| Given data |
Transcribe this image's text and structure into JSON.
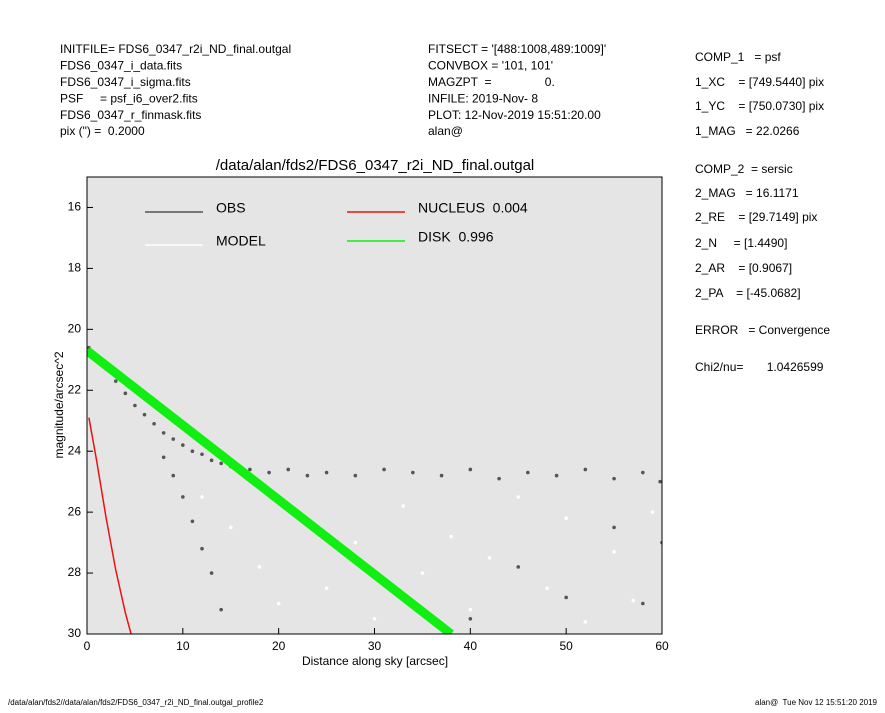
{
  "header": {
    "left": [
      "INITFILE= FDS6_0347_r2i_ND_final.outgal",
      "FDS6_0347_i_data.fits",
      "FDS6_0347_i_sigma.fits",
      "PSF     = psf_i6_over2.fits",
      "FDS6_0347_r_finmask.fits",
      "pix (\") =  0.2000"
    ],
    "middle": [
      "FITSECT = '[488:1008,489:1009]'",
      "CONVBOX = '101, 101'",
      "MAGZPT  =                0.",
      "INFILE: 2019-Nov- 8",
      "PLOT: 12-Nov-2019 15:51:20.00",
      "alan@"
    ]
  },
  "components": [
    "COMP_1   = psf",
    "1_XC    = [749.5440] pix",
    "1_YC    = [750.0730] pix",
    "1_MAG   = 22.0266",
    "COMP_2  = sersic",
    "2_MAG   = 16.1171",
    "2_RE    = [29.7149] pix",
    "2_N     = [1.4490]",
    "2_AR    = [0.9067]",
    "2_PA    = [-45.0682]",
    "ERROR   = Convergence",
    "Chi2/nu=       1.0426599"
  ],
  "footer": {
    "left": "/data/alan/fds2//data/alan/fds2/FDS6_0347_r2i_ND_final.outgal_profile2",
    "right": "alan@  Tue Nov 12 15:51:20 2019"
  },
  "chart_data": {
    "type": "scatter",
    "title": "/data/alan/fds2/FDS6_0347_r2i_ND_final.outgal",
    "x_label": "Distance along sky [arcsec]",
    "y_label": "magnitude/arcsec^2",
    "xlim": [
      0,
      60
    ],
    "ylim": [
      30,
      15
    ],
    "xticks": [
      0,
      10,
      20,
      30,
      40,
      50,
      60
    ],
    "yticks": [
      16,
      18,
      20,
      22,
      24,
      26,
      28,
      30
    ],
    "background": "#e5e5e5",
    "series": [
      {
        "name": "OBS",
        "color": "#555555",
        "mode": "points",
        "x": [
          0.2,
          1,
          2,
          3,
          4,
          5,
          6,
          7,
          8,
          9,
          10,
          11,
          12,
          13,
          14,
          15,
          17,
          19,
          21,
          23,
          25,
          28,
          31,
          34,
          37,
          40,
          43,
          46,
          49,
          52,
          55,
          58,
          59.8,
          8,
          9,
          10,
          11,
          12,
          13,
          14,
          40,
          45,
          50,
          55,
          58,
          60
        ],
        "values": [
          20.6,
          20.9,
          21.3,
          21.7,
          22.1,
          22.5,
          22.8,
          23.1,
          23.4,
          23.6,
          23.8,
          24.0,
          24.1,
          24.3,
          24.4,
          24.5,
          24.6,
          24.7,
          24.6,
          24.8,
          24.7,
          24.8,
          24.6,
          24.7,
          24.8,
          24.6,
          24.9,
          24.7,
          24.8,
          24.6,
          24.9,
          24.7,
          25.0,
          24.2,
          24.8,
          25.5,
          26.3,
          27.2,
          28.0,
          29.2,
          29.5,
          27.8,
          28.8,
          26.5,
          29.0,
          27.0
        ]
      },
      {
        "name": "MODEL",
        "color": "#ffffff",
        "mode": "points",
        "x": [
          12,
          15,
          18,
          20,
          22,
          25,
          28,
          30,
          33,
          35,
          38,
          40,
          42,
          45,
          48,
          50,
          52,
          55,
          57,
          59
        ],
        "values": [
          25.5,
          26.5,
          27.8,
          29.0,
          26.0,
          28.5,
          27.0,
          29.5,
          25.8,
          28.0,
          26.8,
          29.2,
          27.5,
          25.5,
          28.5,
          26.2,
          29.6,
          27.3,
          28.9,
          26.0
        ]
      },
      {
        "name": "NUCLEUS  0.004",
        "color": "#ee1111",
        "mode": "line",
        "x": [
          0.2,
          1,
          2,
          3,
          4,
          4.6
        ],
        "values": [
          22.9,
          24.3,
          26.2,
          27.9,
          29.3,
          30
        ]
      },
      {
        "name": "DISK  0.996",
        "color": "#11ee11",
        "mode": "band",
        "x": [
          0,
          38
        ],
        "values": [
          20.7,
          30
        ]
      }
    ]
  }
}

| Task directions |
From the material above, copy everything exactly but the pictures.

| The answer |
Transcribe this image's text and structure into JSON.
{
  "header": {
    "left": [
      "INITFILE= FDS6_0347_r2i_ND_final.outgal",
      "FDS6_0347_i_data.fits",
      "FDS6_0347_i_sigma.fits",
      "PSF     = psf_i6_over2.fits",
      "FDS6_0347_r_finmask.fits",
      "pix (\") =  0.2000"
    ],
    "middle": [
      "FITSECT = '[488:1008,489:1009]'",
      "CONVBOX = '101, 101'",
      "MAGZPT  =                0.",
      "INFILE: 2019-Nov- 8",
      "PLOT: 12-Nov-2019 15:51:20.00",
      "alan@"
    ]
  },
  "components": [
    "COMP_1   = psf",
    "1_XC    = [749.5440] pix",
    "1_YC    = [750.0730] pix",
    "1_MAG   = 22.0266",
    "COMP_2  = sersic",
    "2_MAG   = 16.1171",
    "2_RE    = [29.7149] pix",
    "2_N     = [1.4490]",
    "2_AR    = [0.9067]",
    "2_PA    = [-45.0682]",
    "ERROR   = Convergence",
    "Chi2/nu=       1.0426599"
  ],
  "footer": {
    "left": "/data/alan/fds2//data/alan/fds2/FDS6_0347_r2i_ND_final.outgal_profile2",
    "right": "alan@  Tue Nov 12 15:51:20 2019"
  },
  "chart_data": {
    "type": "scatter",
    "title": "/data/alan/fds2/FDS6_0347_r2i_ND_final.outgal",
    "x_label": "Distance along sky [arcsec]",
    "y_label": "magnitude/arcsec^2",
    "xlim": [
      0,
      60
    ],
    "ylim": [
      30,
      15
    ],
    "xticks": [
      0,
      10,
      20,
      30,
      40,
      50,
      60
    ],
    "yticks": [
      16,
      18,
      20,
      22,
      24,
      26,
      28,
      30
    ],
    "background": "#e5e5e5",
    "series": [
      {
        "name": "OBS",
        "color": "#555555",
        "mode": "points",
        "x": [
          0.2,
          1,
          2,
          3,
          4,
          5,
          6,
          7,
          8,
          9,
          10,
          11,
          12,
          13,
          14,
          15,
          17,
          19,
          21,
          23,
          25,
          28,
          31,
          34,
          37,
          40,
          43,
          46,
          49,
          52,
          55,
          58,
          59.8,
          8,
          9,
          10,
          11,
          12,
          13,
          14,
          40,
          45,
          50,
          55,
          58,
          60
        ],
        "values": [
          20.6,
          20.9,
          21.3,
          21.7,
          22.1,
          22.5,
          22.8,
          23.1,
          23.4,
          23.6,
          23.8,
          24.0,
          24.1,
          24.3,
          24.4,
          24.5,
          24.6,
          24.7,
          24.6,
          24.8,
          24.7,
          24.8,
          24.6,
          24.7,
          24.8,
          24.6,
          24.9,
          24.7,
          24.8,
          24.6,
          24.9,
          24.7,
          25.0,
          24.2,
          24.8,
          25.5,
          26.3,
          27.2,
          28.0,
          29.2,
          29.5,
          27.8,
          28.8,
          26.5,
          29.0,
          27.0
        ]
      },
      {
        "name": "MODEL",
        "color": "#ffffff",
        "mode": "points",
        "x": [
          12,
          15,
          18,
          20,
          22,
          25,
          28,
          30,
          33,
          35,
          38,
          40,
          42,
          45,
          48,
          50,
          52,
          55,
          57,
          59
        ],
        "values": [
          25.5,
          26.5,
          27.8,
          29.0,
          26.0,
          28.5,
          27.0,
          29.5,
          25.8,
          28.0,
          26.8,
          29.2,
          27.5,
          25.5,
          28.5,
          26.2,
          29.6,
          27.3,
          28.9,
          26.0
        ]
      },
      {
        "name": "NUCLEUS  0.004",
        "color": "#ee1111",
        "mode": "line",
        "x": [
          0.2,
          1,
          2,
          3,
          4,
          4.6
        ],
        "values": [
          22.9,
          24.3,
          26.2,
          27.9,
          29.3,
          30
        ]
      },
      {
        "name": "DISK  0.996",
        "color": "#11ee11",
        "mode": "band",
        "x": [
          0,
          38
        ],
        "values": [
          20.7,
          30
        ]
      }
    ]
  }
}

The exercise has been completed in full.